__Instruction__
Copy all lines below exactly as written. Leave pictures out.

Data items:
-- START --

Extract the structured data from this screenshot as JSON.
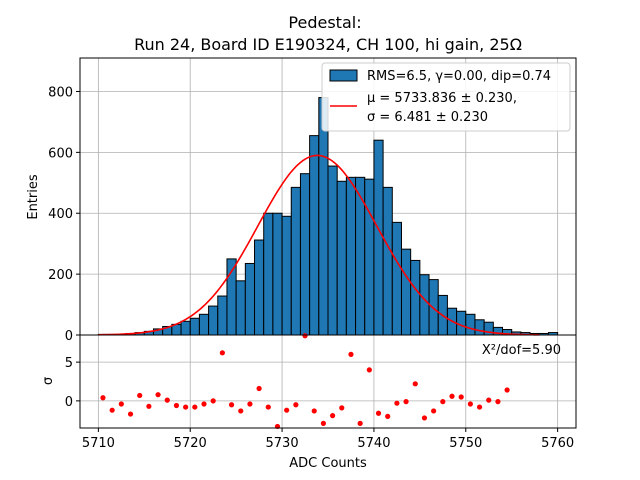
{
  "chart_data": [
    {
      "type": "bar",
      "panel": "histogram",
      "title": "Pedestal:",
      "subtitle": "Run 24, Board ID E190324, CH 100, hi gain, 25Ω",
      "xlabel": "ADC Counts",
      "ylabel": "Entries",
      "xlim": [
        5708,
        5762
      ],
      "ylim": [
        0,
        910
      ],
      "grid": true,
      "bin_width": 1,
      "bin_edges_start": 5710,
      "values": [
        2,
        2,
        2,
        5,
        8,
        12,
        20,
        28,
        35,
        45,
        55,
        68,
        95,
        128,
        250,
        178,
        235,
        312,
        400,
        400,
        390,
        485,
        530,
        655,
        780,
        555,
        505,
        518,
        518,
        512,
        640,
        485,
        370,
        282,
        245,
        198,
        182,
        130,
        88,
        78,
        68,
        50,
        42,
        25,
        18,
        10,
        8,
        5,
        5,
        8
      ],
      "yticks": [
        0,
        200,
        400,
        600,
        800
      ],
      "legend_position": "top-right",
      "legend": [
        {
          "label": "RMS=6.5, γ=0.00, dip=0.74",
          "kind": "patch",
          "color": "#1f77b4"
        },
        {
          "label_line1": "μ = 5733.836 ± 0.230,",
          "label_line2": "σ = 6.481 ± 0.230",
          "kind": "line",
          "color": "#ff0000"
        }
      ],
      "fit": {
        "type": "gaussian",
        "mu": 5733.836,
        "sigma": 6.481,
        "amplitude": 590,
        "x_range": [
          5710,
          5758
        ],
        "color": "#ff0000"
      }
    },
    {
      "type": "scatter",
      "panel": "residuals",
      "xlabel": "ADC Counts",
      "ylabel": "σ",
      "xlim": [
        5708,
        5762
      ],
      "ylim": [
        -3.5,
        8.5
      ],
      "grid": true,
      "annotation": "X²/dof=5.90",
      "color": "#ff0000",
      "x": [
        5710.5,
        5711.5,
        5712.5,
        5713.5,
        5714.5,
        5715.5,
        5716.5,
        5717.5,
        5718.5,
        5719.5,
        5720.5,
        5721.5,
        5722.5,
        5723.5,
        5724.5,
        5725.5,
        5726.5,
        5727.5,
        5728.5,
        5729.5,
        5730.5,
        5731.5,
        5732.5,
        5733.5,
        5734.5,
        5735.5,
        5736.5,
        5737.5,
        5738.5,
        5739.5,
        5740.5,
        5741.5,
        5742.5,
        5743.5,
        5744.5,
        5745.5,
        5746.5,
        5747.5,
        5748.5,
        5749.5,
        5750.5,
        5751.5,
        5752.5,
        5753.5,
        5754.5
      ],
      "y": [
        0.4,
        -1.2,
        -0.4,
        -1.7,
        0.7,
        -0.7,
        0.8,
        0.1,
        -0.6,
        -0.8,
        -0.8,
        -0.4,
        0.0,
        6.2,
        -0.5,
        -1.3,
        -0.4,
        1.6,
        -0.8,
        -3.3,
        -1.2,
        -0.5,
        8.4,
        -1.3,
        -2.9,
        -1.9,
        -0.9,
        6.0,
        -2.9,
        4.0,
        -1.6,
        -2.0,
        -0.3,
        -0.1,
        2.2,
        -2.2,
        -1.3,
        -0.1,
        0.6,
        0.5,
        -0.4,
        -0.8,
        0.1,
        -0.1,
        1.4
      ],
      "xticks": [
        5710,
        5720,
        5730,
        5740,
        5750,
        5760
      ],
      "yticks": [
        0,
        5
      ]
    }
  ]
}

-- END --

__Finished task__
Extract the structured data from this screenshot as JSON.
{
  "chart_data": [
    {
      "type": "bar",
      "panel": "histogram",
      "title": "Pedestal:",
      "subtitle": "Run 24, Board ID E190324, CH 100, hi gain, 25Ω",
      "xlabel": "ADC Counts",
      "ylabel": "Entries",
      "xlim": [
        5708,
        5762
      ],
      "ylim": [
        0,
        910
      ],
      "grid": true,
      "bin_width": 1,
      "bin_edges_start": 5710,
      "values": [
        2,
        2,
        2,
        5,
        8,
        12,
        20,
        28,
        35,
        45,
        55,
        68,
        95,
        128,
        250,
        178,
        235,
        312,
        400,
        400,
        390,
        485,
        530,
        655,
        780,
        555,
        505,
        518,
        518,
        512,
        640,
        485,
        370,
        282,
        245,
        198,
        182,
        130,
        88,
        78,
        68,
        50,
        42,
        25,
        18,
        10,
        8,
        5,
        5,
        8
      ],
      "yticks": [
        0,
        200,
        400,
        600,
        800
      ],
      "legend_position": "top-right",
      "legend": [
        {
          "label": "RMS=6.5, γ=0.00, dip=0.74",
          "kind": "patch",
          "color": "#1f77b4"
        },
        {
          "label_line1": "μ = 5733.836 ± 0.230,",
          "label_line2": "σ = 6.481 ± 0.230",
          "kind": "line",
          "color": "#ff0000"
        }
      ],
      "fit": {
        "type": "gaussian",
        "mu": 5733.836,
        "sigma": 6.481,
        "amplitude": 590,
        "x_range": [
          5710,
          5758
        ],
        "color": "#ff0000"
      }
    },
    {
      "type": "scatter",
      "panel": "residuals",
      "xlabel": "ADC Counts",
      "ylabel": "σ",
      "xlim": [
        5708,
        5762
      ],
      "ylim": [
        -3.5,
        8.5
      ],
      "grid": true,
      "annotation": "X²/dof=5.90",
      "color": "#ff0000",
      "x": [
        5710.5,
        5711.5,
        5712.5,
        5713.5,
        5714.5,
        5715.5,
        5716.5,
        5717.5,
        5718.5,
        5719.5,
        5720.5,
        5721.5,
        5722.5,
        5723.5,
        5724.5,
        5725.5,
        5726.5,
        5727.5,
        5728.5,
        5729.5,
        5730.5,
        5731.5,
        5732.5,
        5733.5,
        5734.5,
        5735.5,
        5736.5,
        5737.5,
        5738.5,
        5739.5,
        5740.5,
        5741.5,
        5742.5,
        5743.5,
        5744.5,
        5745.5,
        5746.5,
        5747.5,
        5748.5,
        5749.5,
        5750.5,
        5751.5,
        5752.5,
        5753.5,
        5754.5
      ],
      "y": [
        0.4,
        -1.2,
        -0.4,
        -1.7,
        0.7,
        -0.7,
        0.8,
        0.1,
        -0.6,
        -0.8,
        -0.8,
        -0.4,
        0.0,
        6.2,
        -0.5,
        -1.3,
        -0.4,
        1.6,
        -0.8,
        -3.3,
        -1.2,
        -0.5,
        8.4,
        -1.3,
        -2.9,
        -1.9,
        -0.9,
        6.0,
        -2.9,
        4.0,
        -1.6,
        -2.0,
        -0.3,
        -0.1,
        2.2,
        -2.2,
        -1.3,
        -0.1,
        0.6,
        0.5,
        -0.4,
        -0.8,
        0.1,
        -0.1,
        1.4
      ],
      "xticks": [
        5710,
        5720,
        5730,
        5740,
        5750,
        5760
      ],
      "yticks": [
        0,
        5
      ]
    }
  ]
}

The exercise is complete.